**JOB**. Answer with one number: how many lines hold "Salda".

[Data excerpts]
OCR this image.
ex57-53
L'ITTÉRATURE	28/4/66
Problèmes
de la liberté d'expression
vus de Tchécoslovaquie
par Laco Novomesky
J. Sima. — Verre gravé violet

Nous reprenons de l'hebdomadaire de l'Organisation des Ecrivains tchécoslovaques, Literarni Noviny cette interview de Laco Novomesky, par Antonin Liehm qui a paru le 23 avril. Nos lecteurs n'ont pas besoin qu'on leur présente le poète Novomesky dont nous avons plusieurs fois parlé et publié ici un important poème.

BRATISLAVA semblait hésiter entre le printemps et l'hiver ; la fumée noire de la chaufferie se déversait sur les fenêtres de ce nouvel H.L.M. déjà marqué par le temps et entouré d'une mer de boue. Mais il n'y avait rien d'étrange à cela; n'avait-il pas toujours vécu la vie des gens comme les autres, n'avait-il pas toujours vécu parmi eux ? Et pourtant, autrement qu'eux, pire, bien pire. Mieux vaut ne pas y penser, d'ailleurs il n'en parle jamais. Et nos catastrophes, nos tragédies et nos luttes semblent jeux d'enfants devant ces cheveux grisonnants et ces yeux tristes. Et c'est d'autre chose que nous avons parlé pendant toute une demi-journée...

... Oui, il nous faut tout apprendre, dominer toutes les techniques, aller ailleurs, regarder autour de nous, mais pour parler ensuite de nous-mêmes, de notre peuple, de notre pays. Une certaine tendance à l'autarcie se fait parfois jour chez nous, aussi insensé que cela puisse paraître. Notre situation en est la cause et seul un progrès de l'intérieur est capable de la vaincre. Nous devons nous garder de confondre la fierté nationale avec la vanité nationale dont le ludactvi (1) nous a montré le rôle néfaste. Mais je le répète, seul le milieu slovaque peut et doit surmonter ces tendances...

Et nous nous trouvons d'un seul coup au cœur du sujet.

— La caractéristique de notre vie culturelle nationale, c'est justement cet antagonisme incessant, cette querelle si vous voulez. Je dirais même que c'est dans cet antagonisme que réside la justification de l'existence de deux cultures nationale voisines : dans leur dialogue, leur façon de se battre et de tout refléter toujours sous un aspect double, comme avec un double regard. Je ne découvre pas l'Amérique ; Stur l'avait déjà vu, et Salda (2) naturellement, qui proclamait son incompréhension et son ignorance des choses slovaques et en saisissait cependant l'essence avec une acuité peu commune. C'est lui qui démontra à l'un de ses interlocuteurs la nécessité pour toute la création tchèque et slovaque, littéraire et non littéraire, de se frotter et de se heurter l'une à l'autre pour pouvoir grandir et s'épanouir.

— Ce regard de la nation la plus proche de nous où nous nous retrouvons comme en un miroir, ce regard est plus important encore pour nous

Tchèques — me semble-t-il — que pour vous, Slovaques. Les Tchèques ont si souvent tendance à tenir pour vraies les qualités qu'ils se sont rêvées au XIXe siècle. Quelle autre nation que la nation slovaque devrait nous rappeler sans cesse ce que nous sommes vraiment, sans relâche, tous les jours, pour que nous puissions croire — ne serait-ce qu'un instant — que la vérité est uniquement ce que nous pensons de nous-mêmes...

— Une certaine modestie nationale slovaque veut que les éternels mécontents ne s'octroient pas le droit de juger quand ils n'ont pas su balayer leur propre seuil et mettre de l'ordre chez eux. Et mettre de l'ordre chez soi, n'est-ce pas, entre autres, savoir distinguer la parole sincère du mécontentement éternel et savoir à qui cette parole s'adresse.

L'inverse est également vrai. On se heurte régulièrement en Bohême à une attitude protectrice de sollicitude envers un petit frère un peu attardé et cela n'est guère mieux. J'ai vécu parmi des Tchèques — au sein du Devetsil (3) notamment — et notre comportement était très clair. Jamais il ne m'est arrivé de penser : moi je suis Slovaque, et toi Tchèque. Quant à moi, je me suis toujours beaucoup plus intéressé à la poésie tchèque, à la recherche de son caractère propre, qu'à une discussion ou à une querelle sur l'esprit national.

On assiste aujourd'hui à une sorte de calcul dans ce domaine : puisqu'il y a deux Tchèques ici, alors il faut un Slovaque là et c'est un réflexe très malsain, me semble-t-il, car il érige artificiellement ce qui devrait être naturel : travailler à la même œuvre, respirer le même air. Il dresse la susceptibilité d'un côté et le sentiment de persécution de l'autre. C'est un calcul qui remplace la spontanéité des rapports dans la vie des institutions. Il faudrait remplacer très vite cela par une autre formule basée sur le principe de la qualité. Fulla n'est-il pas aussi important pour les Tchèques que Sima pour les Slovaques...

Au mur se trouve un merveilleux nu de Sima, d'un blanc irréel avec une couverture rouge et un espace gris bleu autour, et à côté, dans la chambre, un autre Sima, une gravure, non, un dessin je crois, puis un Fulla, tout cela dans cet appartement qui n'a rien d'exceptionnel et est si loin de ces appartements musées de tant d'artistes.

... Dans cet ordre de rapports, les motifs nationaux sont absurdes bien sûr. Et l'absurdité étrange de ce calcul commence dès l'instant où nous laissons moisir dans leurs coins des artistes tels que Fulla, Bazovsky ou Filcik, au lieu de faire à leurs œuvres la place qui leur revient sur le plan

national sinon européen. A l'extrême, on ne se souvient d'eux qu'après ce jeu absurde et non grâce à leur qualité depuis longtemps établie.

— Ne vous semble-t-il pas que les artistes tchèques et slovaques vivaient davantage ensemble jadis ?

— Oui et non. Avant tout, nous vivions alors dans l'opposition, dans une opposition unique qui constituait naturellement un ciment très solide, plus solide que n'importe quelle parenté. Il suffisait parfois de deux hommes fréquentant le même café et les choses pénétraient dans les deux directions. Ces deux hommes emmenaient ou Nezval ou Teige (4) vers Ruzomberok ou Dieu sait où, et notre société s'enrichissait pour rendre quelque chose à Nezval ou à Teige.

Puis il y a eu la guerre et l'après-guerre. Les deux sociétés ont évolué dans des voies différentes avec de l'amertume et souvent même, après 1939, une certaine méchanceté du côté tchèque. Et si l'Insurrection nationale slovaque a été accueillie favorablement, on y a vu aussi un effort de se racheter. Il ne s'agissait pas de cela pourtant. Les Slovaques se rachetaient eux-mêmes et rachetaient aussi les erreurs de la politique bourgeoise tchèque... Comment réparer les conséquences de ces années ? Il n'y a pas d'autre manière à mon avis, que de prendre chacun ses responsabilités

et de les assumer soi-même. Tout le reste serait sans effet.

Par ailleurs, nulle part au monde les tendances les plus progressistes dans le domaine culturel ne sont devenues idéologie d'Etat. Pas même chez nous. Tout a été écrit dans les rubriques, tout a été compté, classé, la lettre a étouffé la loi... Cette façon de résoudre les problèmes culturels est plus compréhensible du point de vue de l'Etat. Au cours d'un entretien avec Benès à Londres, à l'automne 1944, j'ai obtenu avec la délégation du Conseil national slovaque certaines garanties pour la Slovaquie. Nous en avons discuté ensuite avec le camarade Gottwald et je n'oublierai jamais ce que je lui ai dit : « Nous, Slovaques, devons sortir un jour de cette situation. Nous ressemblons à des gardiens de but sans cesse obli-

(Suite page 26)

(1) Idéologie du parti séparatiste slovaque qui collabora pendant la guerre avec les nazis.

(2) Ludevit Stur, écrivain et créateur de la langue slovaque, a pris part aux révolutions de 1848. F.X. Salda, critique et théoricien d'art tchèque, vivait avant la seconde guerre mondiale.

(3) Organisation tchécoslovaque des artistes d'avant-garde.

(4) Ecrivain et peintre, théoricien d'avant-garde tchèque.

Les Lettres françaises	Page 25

**ANSWER TO THE EXERCISE**. 2